■ Work instructions ■
Your task is to transcribe all of the data below exactly, omitting the images.

■ Items ■
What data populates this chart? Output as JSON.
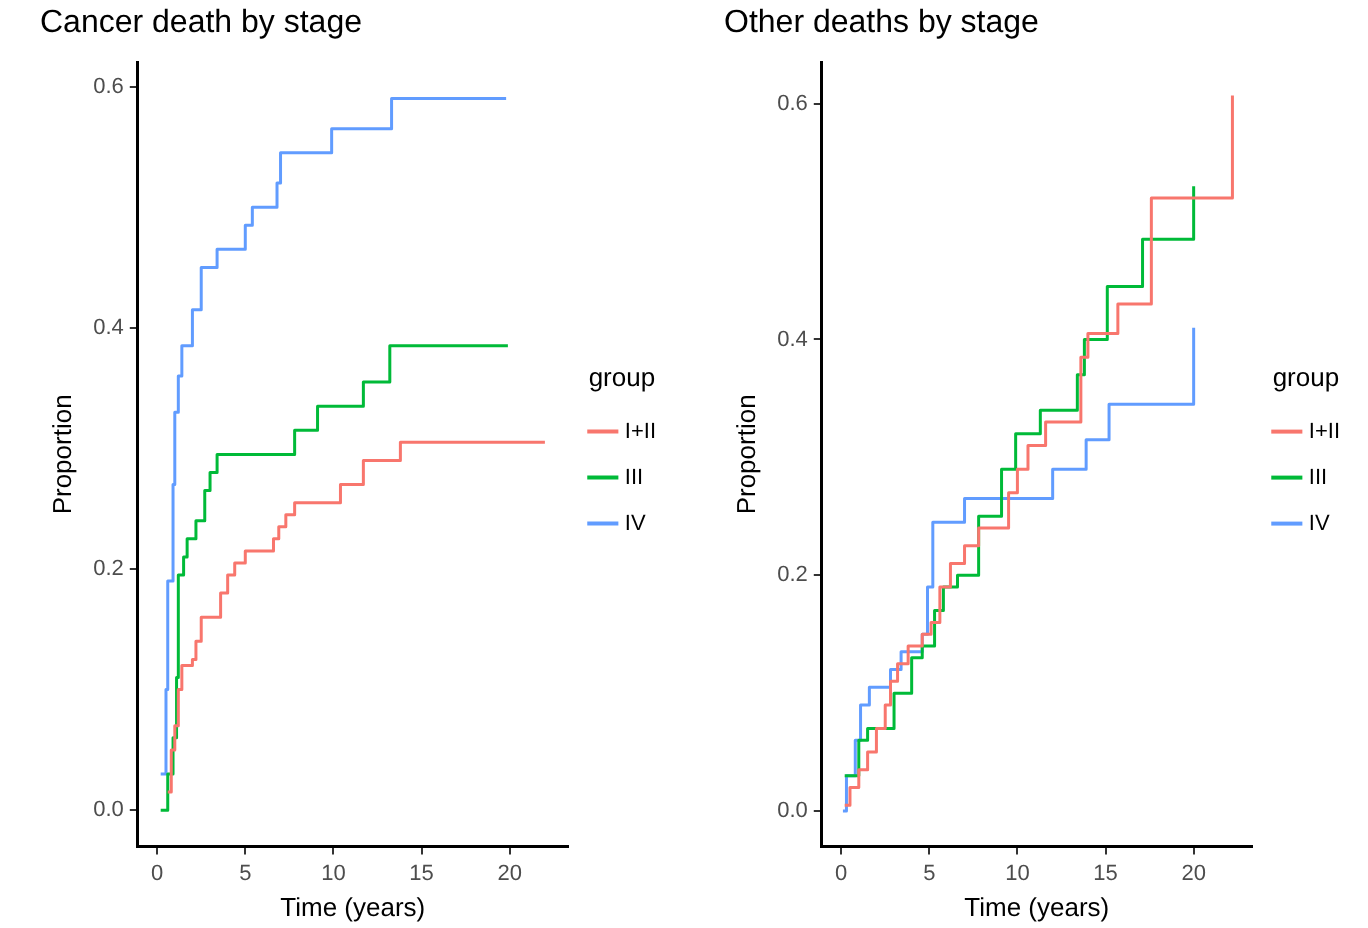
{
  "chart_data": [
    {
      "type": "step",
      "title": "Cancer death by stage",
      "xlabel": "Time (years)",
      "ylabel": "Proportion",
      "legend_title": "group",
      "legend": "right",
      "grid": false,
      "xlim": [
        -1.1,
        23.3
      ],
      "xticks": [
        0,
        5,
        10,
        15,
        20
      ],
      "ylim": [
        -0.03,
        0.62
      ],
      "yticks": [
        {
          "value": 0,
          "label": "0.0"
        },
        {
          "value": 0.2,
          "label": "0.2"
        },
        {
          "value": 0.4,
          "label": "0.4"
        },
        {
          "value": 0.6,
          "label": "0.6"
        }
      ],
      "series": [
        {
          "name": "I+II",
          "color": "#f8766d",
          "x": [
            0.6,
            0.8,
            1.0,
            1.2,
            1.4,
            2.0,
            2.2,
            2.5,
            3.6,
            4.0,
            4.4,
            5.0,
            6.6,
            6.9,
            7.3,
            7.8,
            10.4,
            11.7,
            13.8,
            22
          ],
          "values": [
            0.015,
            0.05,
            0.07,
            0.1,
            0.12,
            0.125,
            0.14,
            0.16,
            0.18,
            0.195,
            0.205,
            0.215,
            0.225,
            0.235,
            0.245,
            0.255,
            0.27,
            0.29,
            0.305,
            0.305
          ]
        },
        {
          "name": "III",
          "color": "#00ba38",
          "x": [
            0.2,
            0.6,
            0.9,
            1.1,
            1.2,
            1.5,
            1.7,
            2.2,
            2.7,
            3.0,
            3.4,
            7.8,
            9.1,
            11.7,
            13.2,
            19.9
          ],
          "values": [
            0,
            0.03,
            0.06,
            0.11,
            0.195,
            0.21,
            0.225,
            0.24,
            0.265,
            0.28,
            0.295,
            0.315,
            0.335,
            0.355,
            0.385,
            0.385
          ]
        },
        {
          "name": "IV",
          "color": "#619cff",
          "x": [
            0.2,
            0.5,
            0.6,
            0.9,
            1.0,
            1.2,
            1.4,
            2.0,
            2.5,
            3.4,
            5.0,
            5.4,
            6.8,
            7.0,
            9.9,
            13.3,
            19.8
          ],
          "values": [
            0.03,
            0.1,
            0.19,
            0.27,
            0.33,
            0.36,
            0.385,
            0.415,
            0.45,
            0.465,
            0.485,
            0.5,
            0.52,
            0.545,
            0.565,
            0.59,
            0.59
          ]
        }
      ]
    },
    {
      "type": "step",
      "title": "Other deaths by stage",
      "xlabel": "Time (years)",
      "ylabel": "Proportion",
      "legend_title": "group",
      "legend": "right",
      "grid": false,
      "xlim": [
        -1.1,
        23.3
      ],
      "xticks": [
        0,
        5,
        10,
        15,
        20
      ],
      "ylim": [
        -0.03,
        0.635
      ],
      "yticks": [
        {
          "value": 0,
          "label": "0.0"
        },
        {
          "value": 0.2,
          "label": "0.2"
        },
        {
          "value": 0.4,
          "label": "0.4"
        },
        {
          "value": 0.6,
          "label": "0.6"
        }
      ],
      "series": [
        {
          "name": "I+II",
          "color": "#f8766d",
          "x": [
            0.2,
            0.5,
            1.0,
            1.5,
            2.0,
            2.5,
            2.8,
            3.2,
            3.8,
            4.6,
            5.1,
            5.6,
            6.2,
            7.0,
            7.8,
            9.5,
            10.0,
            10.6,
            11.6,
            13.6,
            14.0,
            15.7,
            17.6,
            22.2
          ],
          "values": [
            0.005,
            0.02,
            0.035,
            0.05,
            0.07,
            0.09,
            0.11,
            0.125,
            0.14,
            0.15,
            0.16,
            0.19,
            0.21,
            0.225,
            0.24,
            0.27,
            0.29,
            0.31,
            0.33,
            0.385,
            0.405,
            0.43,
            0.52,
            0.607
          ]
        },
        {
          "name": "III",
          "color": "#00ba38",
          "x": [
            0.2,
            1.0,
            1.5,
            3.0,
            4.0,
            4.6,
            5.3,
            5.8,
            6.6,
            7.8,
            9.1,
            9.9,
            11.3,
            13.4,
            13.8,
            15.1,
            17.1,
            20.0
          ],
          "values": [
            0.03,
            0.06,
            0.07,
            0.1,
            0.13,
            0.14,
            0.17,
            0.19,
            0.2,
            0.25,
            0.29,
            0.32,
            0.34,
            0.37,
            0.4,
            0.445,
            0.485,
            0.53
          ]
        },
        {
          "name": "IV",
          "color": "#619cff",
          "x": [
            0.1,
            0.3,
            0.8,
            1.1,
            1.6,
            2.8,
            3.4,
            4.6,
            4.9,
            5.2,
            7.0,
            12.0,
            13.9,
            15.2,
            20.0
          ],
          "values": [
            0,
            0.03,
            0.06,
            0.09,
            0.105,
            0.12,
            0.135,
            0.15,
            0.19,
            0.245,
            0.265,
            0.29,
            0.315,
            0.345,
            0.41
          ]
        }
      ]
    }
  ]
}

■ Solution to the problem ■
What data populates this chart? Output as JSON.
{
  "chart_data": [
    {
      "type": "step",
      "title": "Cancer death by stage",
      "xlabel": "Time (years)",
      "ylabel": "Proportion",
      "legend_title": "group",
      "legend": "right",
      "grid": false,
      "xlim": [
        -1.1,
        23.3
      ],
      "xticks": [
        0,
        5,
        10,
        15,
        20
      ],
      "ylim": [
        -0.03,
        0.62
      ],
      "yticks": [
        {
          "value": 0,
          "label": "0.0"
        },
        {
          "value": 0.2,
          "label": "0.2"
        },
        {
          "value": 0.4,
          "label": "0.4"
        },
        {
          "value": 0.6,
          "label": "0.6"
        }
      ],
      "series": [
        {
          "name": "I+II",
          "color": "#f8766d",
          "x": [
            0.6,
            0.8,
            1.0,
            1.2,
            1.4,
            2.0,
            2.2,
            2.5,
            3.6,
            4.0,
            4.4,
            5.0,
            6.6,
            6.9,
            7.3,
            7.8,
            10.4,
            11.7,
            13.8,
            22
          ],
          "values": [
            0.015,
            0.05,
            0.07,
            0.1,
            0.12,
            0.125,
            0.14,
            0.16,
            0.18,
            0.195,
            0.205,
            0.215,
            0.225,
            0.235,
            0.245,
            0.255,
            0.27,
            0.29,
            0.305,
            0.305
          ]
        },
        {
          "name": "III",
          "color": "#00ba38",
          "x": [
            0.2,
            0.6,
            0.9,
            1.1,
            1.2,
            1.5,
            1.7,
            2.2,
            2.7,
            3.0,
            3.4,
            7.8,
            9.1,
            11.7,
            13.2,
            19.9
          ],
          "values": [
            0,
            0.03,
            0.06,
            0.11,
            0.195,
            0.21,
            0.225,
            0.24,
            0.265,
            0.28,
            0.295,
            0.315,
            0.335,
            0.355,
            0.385,
            0.385
          ]
        },
        {
          "name": "IV",
          "color": "#619cff",
          "x": [
            0.2,
            0.5,
            0.6,
            0.9,
            1.0,
            1.2,
            1.4,
            2.0,
            2.5,
            3.4,
            5.0,
            5.4,
            6.8,
            7.0,
            9.9,
            13.3,
            19.8
          ],
          "values": [
            0.03,
            0.1,
            0.19,
            0.27,
            0.33,
            0.36,
            0.385,
            0.415,
            0.45,
            0.465,
            0.485,
            0.5,
            0.52,
            0.545,
            0.565,
            0.59,
            0.59
          ]
        }
      ]
    },
    {
      "type": "step",
      "title": "Other deaths by stage",
      "xlabel": "Time (years)",
      "ylabel": "Proportion",
      "legend_title": "group",
      "legend": "right",
      "grid": false,
      "xlim": [
        -1.1,
        23.3
      ],
      "xticks": [
        0,
        5,
        10,
        15,
        20
      ],
      "ylim": [
        -0.03,
        0.635
      ],
      "yticks": [
        {
          "value": 0,
          "label": "0.0"
        },
        {
          "value": 0.2,
          "label": "0.2"
        },
        {
          "value": 0.4,
          "label": "0.4"
        },
        {
          "value": 0.6,
          "label": "0.6"
        }
      ],
      "series": [
        {
          "name": "I+II",
          "color": "#f8766d",
          "x": [
            0.2,
            0.5,
            1.0,
            1.5,
            2.0,
            2.5,
            2.8,
            3.2,
            3.8,
            4.6,
            5.1,
            5.6,
            6.2,
            7.0,
            7.8,
            9.5,
            10.0,
            10.6,
            11.6,
            13.6,
            14.0,
            15.7,
            17.6,
            22.2
          ],
          "values": [
            0.005,
            0.02,
            0.035,
            0.05,
            0.07,
            0.09,
            0.11,
            0.125,
            0.14,
            0.15,
            0.16,
            0.19,
            0.21,
            0.225,
            0.24,
            0.27,
            0.29,
            0.31,
            0.33,
            0.385,
            0.405,
            0.43,
            0.52,
            0.607
          ]
        },
        {
          "name": "III",
          "color": "#00ba38",
          "x": [
            0.2,
            1.0,
            1.5,
            3.0,
            4.0,
            4.6,
            5.3,
            5.8,
            6.6,
            7.8,
            9.1,
            9.9,
            11.3,
            13.4,
            13.8,
            15.1,
            17.1,
            20.0
          ],
          "values": [
            0.03,
            0.06,
            0.07,
            0.1,
            0.13,
            0.14,
            0.17,
            0.19,
            0.2,
            0.25,
            0.29,
            0.32,
            0.34,
            0.37,
            0.4,
            0.445,
            0.485,
            0.53
          ]
        },
        {
          "name": "IV",
          "color": "#619cff",
          "x": [
            0.1,
            0.3,
            0.8,
            1.1,
            1.6,
            2.8,
            3.4,
            4.6,
            4.9,
            5.2,
            7.0,
            12.0,
            13.9,
            15.2,
            20.0
          ],
          "values": [
            0,
            0.03,
            0.06,
            0.09,
            0.105,
            0.12,
            0.135,
            0.15,
            0.19,
            0.245,
            0.265,
            0.29,
            0.315,
            0.345,
            0.41
          ]
        }
      ]
    }
  ]
}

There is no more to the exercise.